[Saved entries]
_ _ _ _ _

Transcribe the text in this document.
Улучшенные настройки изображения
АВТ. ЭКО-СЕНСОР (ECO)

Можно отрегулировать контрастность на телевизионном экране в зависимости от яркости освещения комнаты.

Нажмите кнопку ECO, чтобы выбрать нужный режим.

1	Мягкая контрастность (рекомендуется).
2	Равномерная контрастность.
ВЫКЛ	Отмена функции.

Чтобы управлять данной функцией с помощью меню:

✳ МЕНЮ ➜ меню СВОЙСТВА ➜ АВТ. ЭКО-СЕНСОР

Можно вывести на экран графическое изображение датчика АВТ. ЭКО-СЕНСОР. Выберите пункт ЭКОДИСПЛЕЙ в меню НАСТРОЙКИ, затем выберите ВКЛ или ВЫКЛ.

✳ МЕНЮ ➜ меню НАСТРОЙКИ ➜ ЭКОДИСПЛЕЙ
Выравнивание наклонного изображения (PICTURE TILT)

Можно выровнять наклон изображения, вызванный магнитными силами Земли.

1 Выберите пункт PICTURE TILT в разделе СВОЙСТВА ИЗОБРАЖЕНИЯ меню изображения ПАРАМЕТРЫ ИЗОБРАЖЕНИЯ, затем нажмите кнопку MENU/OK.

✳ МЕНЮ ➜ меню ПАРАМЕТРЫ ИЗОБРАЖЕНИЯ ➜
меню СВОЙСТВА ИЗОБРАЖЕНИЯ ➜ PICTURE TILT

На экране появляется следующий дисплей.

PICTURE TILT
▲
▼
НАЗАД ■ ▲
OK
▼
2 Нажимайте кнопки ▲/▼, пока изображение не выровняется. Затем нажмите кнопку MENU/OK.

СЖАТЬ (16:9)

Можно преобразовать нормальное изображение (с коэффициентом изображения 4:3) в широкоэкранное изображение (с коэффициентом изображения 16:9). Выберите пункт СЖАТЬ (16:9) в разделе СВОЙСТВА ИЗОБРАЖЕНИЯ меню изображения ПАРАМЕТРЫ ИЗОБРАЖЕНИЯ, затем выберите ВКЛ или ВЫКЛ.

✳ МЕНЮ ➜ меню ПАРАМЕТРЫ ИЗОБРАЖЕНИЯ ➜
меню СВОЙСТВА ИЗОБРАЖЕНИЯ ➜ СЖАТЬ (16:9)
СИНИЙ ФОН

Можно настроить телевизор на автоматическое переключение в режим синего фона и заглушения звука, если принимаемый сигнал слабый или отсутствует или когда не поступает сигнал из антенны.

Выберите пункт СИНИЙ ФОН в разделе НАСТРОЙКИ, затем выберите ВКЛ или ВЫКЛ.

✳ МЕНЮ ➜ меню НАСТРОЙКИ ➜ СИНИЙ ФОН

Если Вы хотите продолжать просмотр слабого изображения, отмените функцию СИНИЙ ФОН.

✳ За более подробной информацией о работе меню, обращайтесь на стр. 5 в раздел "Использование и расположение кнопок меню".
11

_ _ _ _ _

PROBLEM REQUIREMENTS: Return solely the number of lines in the data that include the word "TILT".

COMPLETED EXERCISE: 4